* REQUIREMENT
Output the listing below verbatim, reproducing every line unchanged.

* WORKING DATA
>> BEGIN

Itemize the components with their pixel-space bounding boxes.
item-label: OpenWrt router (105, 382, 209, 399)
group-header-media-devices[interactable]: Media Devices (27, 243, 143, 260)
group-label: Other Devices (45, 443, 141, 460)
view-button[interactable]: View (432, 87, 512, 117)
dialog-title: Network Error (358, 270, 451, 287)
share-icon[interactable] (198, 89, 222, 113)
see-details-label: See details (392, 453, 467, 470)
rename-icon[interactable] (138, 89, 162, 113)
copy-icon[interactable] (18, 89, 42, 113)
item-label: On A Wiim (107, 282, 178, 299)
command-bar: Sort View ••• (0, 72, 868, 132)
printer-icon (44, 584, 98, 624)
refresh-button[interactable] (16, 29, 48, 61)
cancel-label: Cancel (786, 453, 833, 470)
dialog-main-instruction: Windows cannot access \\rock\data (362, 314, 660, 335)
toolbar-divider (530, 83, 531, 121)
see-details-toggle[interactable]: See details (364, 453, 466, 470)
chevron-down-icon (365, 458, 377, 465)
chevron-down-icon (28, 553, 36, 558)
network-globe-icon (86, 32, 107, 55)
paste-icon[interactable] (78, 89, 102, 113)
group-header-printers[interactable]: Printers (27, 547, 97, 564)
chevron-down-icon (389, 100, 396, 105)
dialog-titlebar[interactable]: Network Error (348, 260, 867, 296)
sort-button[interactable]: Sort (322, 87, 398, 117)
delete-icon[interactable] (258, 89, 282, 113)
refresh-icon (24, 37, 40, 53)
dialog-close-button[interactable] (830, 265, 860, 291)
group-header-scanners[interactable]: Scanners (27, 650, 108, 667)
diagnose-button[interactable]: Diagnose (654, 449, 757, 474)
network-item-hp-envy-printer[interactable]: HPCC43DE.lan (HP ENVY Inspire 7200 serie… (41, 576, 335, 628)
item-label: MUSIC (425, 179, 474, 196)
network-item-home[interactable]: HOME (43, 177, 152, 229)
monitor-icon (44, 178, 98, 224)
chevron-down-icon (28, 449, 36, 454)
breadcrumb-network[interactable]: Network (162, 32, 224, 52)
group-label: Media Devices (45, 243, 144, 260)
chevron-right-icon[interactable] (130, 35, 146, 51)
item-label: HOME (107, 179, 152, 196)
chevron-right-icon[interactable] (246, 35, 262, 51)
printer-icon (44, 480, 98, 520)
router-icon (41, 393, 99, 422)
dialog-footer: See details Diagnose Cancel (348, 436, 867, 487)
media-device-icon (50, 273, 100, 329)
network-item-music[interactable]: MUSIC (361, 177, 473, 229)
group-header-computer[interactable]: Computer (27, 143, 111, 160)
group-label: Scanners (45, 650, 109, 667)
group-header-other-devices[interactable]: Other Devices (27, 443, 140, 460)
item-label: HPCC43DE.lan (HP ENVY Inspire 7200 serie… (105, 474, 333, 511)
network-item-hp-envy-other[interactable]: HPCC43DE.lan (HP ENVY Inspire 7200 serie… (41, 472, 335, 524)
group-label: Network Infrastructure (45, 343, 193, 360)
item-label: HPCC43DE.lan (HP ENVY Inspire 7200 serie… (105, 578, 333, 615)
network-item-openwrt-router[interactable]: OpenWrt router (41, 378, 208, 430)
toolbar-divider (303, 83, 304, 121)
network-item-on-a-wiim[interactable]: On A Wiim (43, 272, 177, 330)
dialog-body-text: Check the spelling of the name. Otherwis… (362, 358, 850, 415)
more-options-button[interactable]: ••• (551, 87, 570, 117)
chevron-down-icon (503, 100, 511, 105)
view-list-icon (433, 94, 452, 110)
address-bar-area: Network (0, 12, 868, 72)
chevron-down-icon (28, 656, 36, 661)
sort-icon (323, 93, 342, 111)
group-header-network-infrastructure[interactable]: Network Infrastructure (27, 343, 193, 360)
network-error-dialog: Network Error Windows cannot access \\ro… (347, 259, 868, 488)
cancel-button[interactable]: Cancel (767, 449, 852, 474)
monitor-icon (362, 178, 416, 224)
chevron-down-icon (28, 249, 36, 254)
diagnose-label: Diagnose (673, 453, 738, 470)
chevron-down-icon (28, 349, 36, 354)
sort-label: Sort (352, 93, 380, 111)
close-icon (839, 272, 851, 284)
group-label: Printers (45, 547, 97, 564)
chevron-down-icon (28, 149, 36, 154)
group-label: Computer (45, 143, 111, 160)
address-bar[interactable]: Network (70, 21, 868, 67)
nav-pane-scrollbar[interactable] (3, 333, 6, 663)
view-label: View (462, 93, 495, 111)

>> END

* RESPONSE BELOW
Itemize the components with their pixel-space bounding boxes.
item-label: OpenWrt router (105, 382, 209, 399)
group-header-media-devices[interactable]: Media Devices (27, 243, 143, 260)
group-label: Other Devices (45, 443, 141, 460)
view-button[interactable]: View (432, 87, 512, 117)
dialog-title: Network Error (358, 270, 451, 287)
share-icon[interactable] (198, 89, 222, 113)
see-details-label: See details (392, 453, 467, 470)
rename-icon[interactable] (138, 89, 162, 113)
copy-icon[interactable] (18, 89, 42, 113)
item-label: On A Wiim (107, 282, 178, 299)
command-bar: Sort View ••• (0, 72, 868, 132)
printer-icon (44, 584, 98, 624)
refresh-button[interactable] (16, 29, 48, 61)
cancel-label: Cancel (786, 453, 833, 470)
dialog-main-instruction: Windows cannot access \\rock\data (362, 314, 660, 335)
toolbar-divider (530, 83, 531, 121)
see-details-toggle[interactable]: See details (364, 453, 466, 470)
chevron-down-icon (365, 458, 377, 465)
chevron-down-icon (28, 553, 36, 558)
network-globe-icon (86, 32, 107, 55)
paste-icon[interactable] (78, 89, 102, 113)
group-header-printers[interactable]: Printers (27, 547, 97, 564)
chevron-down-icon (389, 100, 396, 105)
dialog-titlebar[interactable]: Network Error (348, 260, 867, 296)
sort-button[interactable]: Sort (322, 87, 398, 117)
delete-icon[interactable] (258, 89, 282, 113)
refresh-icon (24, 37, 40, 53)
dialog-close-button[interactable] (830, 265, 860, 291)
group-header-scanners[interactable]: Scanners (27, 650, 108, 667)
diagnose-button[interactable]: Diagnose (654, 449, 757, 474)
network-item-hp-envy-printer[interactable]: HPCC43DE.lan (HP ENVY Inspire 7200 serie… (41, 576, 335, 628)
item-label: MUSIC (425, 179, 474, 196)
network-item-home[interactable]: HOME (43, 177, 152, 229)
monitor-icon (44, 178, 98, 224)
chevron-down-icon (28, 449, 36, 454)
breadcrumb-network[interactable]: Network (162, 32, 224, 52)
group-label: Media Devices (45, 243, 144, 260)
chevron-right-icon[interactable] (130, 35, 146, 51)
item-label: HOME (107, 179, 152, 196)
chevron-right-icon[interactable] (246, 35, 262, 51)
printer-icon (44, 480, 98, 520)
router-icon (41, 393, 99, 422)
dialog-footer: See details Diagnose Cancel (348, 436, 867, 487)
media-device-icon (50, 273, 100, 329)
network-item-music[interactable]: MUSIC (361, 177, 473, 229)
group-header-computer[interactable]: Computer (27, 143, 111, 160)
group-label: Scanners (45, 650, 109, 667)
group-header-other-devices[interactable]: Other Devices (27, 443, 140, 460)
item-label: HPCC43DE.lan (HP ENVY Inspire 7200 serie… (105, 474, 333, 511)
network-item-hp-envy-other[interactable]: HPCC43DE.lan (HP ENVY Inspire 7200 serie… (41, 472, 335, 524)
group-label: Network Infrastructure (45, 343, 193, 360)
item-label: HPCC43DE.lan (HP ENVY Inspire 7200 serie… (105, 578, 333, 615)
network-item-openwrt-router[interactable]: OpenWrt router (41, 378, 208, 430)
toolbar-divider (303, 83, 304, 121)
network-item-on-a-wiim[interactable]: On A Wiim (43, 272, 177, 330)
dialog-body-text: Check the spelling of the name. Otherwis… (362, 358, 850, 415)
more-options-button[interactable]: ••• (551, 87, 570, 117)
chevron-down-icon (503, 100, 511, 105)
view-list-icon (433, 94, 452, 110)
address-bar-area: Network (0, 12, 868, 72)
chevron-down-icon (28, 656, 36, 661)
sort-icon (323, 93, 342, 111)
group-header-network-infrastructure[interactable]: Network Infrastructure (27, 343, 193, 360)
network-error-dialog: Network Error Windows cannot access \\ro… (347, 259, 868, 488)
cancel-button[interactable]: Cancel (767, 449, 852, 474)
monitor-icon (362, 178, 416, 224)
chevron-down-icon (28, 249, 36, 254)
diagnose-label: Diagnose (673, 453, 738, 470)
chevron-down-icon (28, 349, 36, 354)
sort-label: Sort (352, 93, 380, 111)
close-icon (839, 272, 851, 284)
group-label: Printers (45, 547, 97, 564)
chevron-down-icon (28, 149, 36, 154)
group-label: Computer (45, 143, 111, 160)
address-bar[interactable]: Network (70, 21, 868, 67)
nav-pane-scrollbar[interactable] (3, 333, 6, 663)
view-label: View (462, 93, 495, 111)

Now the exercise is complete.